**Instructions to follow**: Give the entries again exactly, every one of them.

--- Supplied data ---

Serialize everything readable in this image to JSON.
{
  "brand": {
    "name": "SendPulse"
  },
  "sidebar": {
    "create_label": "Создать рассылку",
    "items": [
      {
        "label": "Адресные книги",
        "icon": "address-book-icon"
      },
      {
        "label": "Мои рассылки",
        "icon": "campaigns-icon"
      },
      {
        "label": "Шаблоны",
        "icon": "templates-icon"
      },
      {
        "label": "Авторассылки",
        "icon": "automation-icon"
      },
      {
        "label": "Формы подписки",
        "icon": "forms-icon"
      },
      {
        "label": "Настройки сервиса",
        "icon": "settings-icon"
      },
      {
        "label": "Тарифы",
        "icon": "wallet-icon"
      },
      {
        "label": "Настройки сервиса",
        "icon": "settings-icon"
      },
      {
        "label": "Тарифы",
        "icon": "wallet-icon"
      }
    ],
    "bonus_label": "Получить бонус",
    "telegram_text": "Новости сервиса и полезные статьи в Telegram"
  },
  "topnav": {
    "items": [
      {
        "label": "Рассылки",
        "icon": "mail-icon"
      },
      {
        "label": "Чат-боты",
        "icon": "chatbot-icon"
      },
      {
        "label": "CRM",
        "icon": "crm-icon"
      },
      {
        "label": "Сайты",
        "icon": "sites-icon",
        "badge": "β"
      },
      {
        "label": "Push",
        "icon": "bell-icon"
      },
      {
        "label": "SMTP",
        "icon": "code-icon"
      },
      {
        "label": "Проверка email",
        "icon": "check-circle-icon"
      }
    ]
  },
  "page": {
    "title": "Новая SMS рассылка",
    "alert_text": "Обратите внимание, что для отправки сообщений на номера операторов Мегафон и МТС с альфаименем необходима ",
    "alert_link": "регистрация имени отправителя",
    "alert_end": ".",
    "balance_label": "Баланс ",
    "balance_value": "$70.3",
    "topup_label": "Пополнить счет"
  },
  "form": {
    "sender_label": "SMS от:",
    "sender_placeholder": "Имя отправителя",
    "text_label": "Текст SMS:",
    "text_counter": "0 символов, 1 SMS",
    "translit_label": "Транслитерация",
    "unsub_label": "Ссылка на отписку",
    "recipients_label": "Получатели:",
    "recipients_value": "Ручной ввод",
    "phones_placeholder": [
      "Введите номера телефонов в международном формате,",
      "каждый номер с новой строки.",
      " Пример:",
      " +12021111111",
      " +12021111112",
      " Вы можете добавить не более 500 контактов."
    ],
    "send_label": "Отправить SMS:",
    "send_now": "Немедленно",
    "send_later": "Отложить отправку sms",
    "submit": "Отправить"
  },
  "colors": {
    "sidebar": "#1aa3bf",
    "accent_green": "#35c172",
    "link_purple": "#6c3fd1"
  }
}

---

**Result for this exercise**:
Serialize everything readable in this image to JSON.
{
  "brand": {
    "name": "SendPulse"
  },
  "sidebar": {
    "create_label": "Создать рассылку",
    "items": [
      {
        "label": "Адресные книги",
        "icon": "address-book-icon"
      },
      {
        "label": "Мои рассылки",
        "icon": "campaigns-icon"
      },
      {
        "label": "Шаблоны",
        "icon": "templates-icon"
      },
      {
        "label": "Авторассылки",
        "icon": "automation-icon"
      },
      {
        "label": "Формы подписки",
        "icon": "forms-icon"
      },
      {
        "label": "Настройки сервиса",
        "icon": "settings-icon"
      },
      {
        "label": "Тарифы",
        "icon": "wallet-icon"
      },
      {
        "label": "Настройки сервиса",
        "icon": "settings-icon"
      },
      {
        "label": "Тарифы",
        "icon": "wallet-icon"
      }
    ],
    "bonus_label": "Получить бонус",
    "telegram_text": "Новости сервиса и полезные статьи в Telegram"
  },
  "topnav": {
    "items": [
      {
        "label": "Рассылки",
        "icon": "mail-icon"
      },
      {
        "label": "Чат-боты",
        "icon": "chatbot-icon"
      },
      {
        "label": "CRM",
        "icon": "crm-icon"
      },
      {
        "label": "Сайты",
        "icon": "sites-icon",
        "badge": "β"
      },
      {
        "label": "Push",
        "icon": "bell-icon"
      },
      {
        "label": "SMTP",
        "icon": "code-icon"
      },
      {
        "label": "Проверка email",
        "icon": "check-circle-icon"
      }
    ]
  },
  "page": {
    "title": "Новая SMS рассылка",
    "alert_text": "Обратите внимание, что для отправки сообщений на номера операторов Мегафон и МТС с альфаименем необходима ",
    "alert_link": "регистрация имени отправителя",
    "alert_end": ".",
    "balance_label": "Баланс ",
    "balance_value": "$70.3",
    "topup_label": "Пополнить счет"
  },
  "form": {
    "sender_label": "SMS от:",
    "sender_placeholder": "Имя отправителя",
    "text_label": "Текст SMS:",
    "text_counter": "0 символов, 1 SMS",
    "translit_label": "Транслитерация",
    "unsub_label": "Ссылка на отписку",
    "recipients_label": "Получатели:",
    "recipients_value": "Ручной ввод",
    "phones_placeholder": [
      "Введите номера телефонов в международном формате,",
      "каждый номер с новой строки.",
      " Пример:",
      " +12021111111",
      " +12021111112",
      " Вы можете добавить не более 500 контактов."
    ],
    "send_label": "Отправить SMS:",
    "send_now": "Немедленно",
    "send_later": "Отложить отправку sms",
    "submit": "Отправить"
  },
  "colors": {
    "sidebar": "#1aa3bf",
    "accent_green": "#35c172",
    "link_purple": "#6c3fd1"
  }
}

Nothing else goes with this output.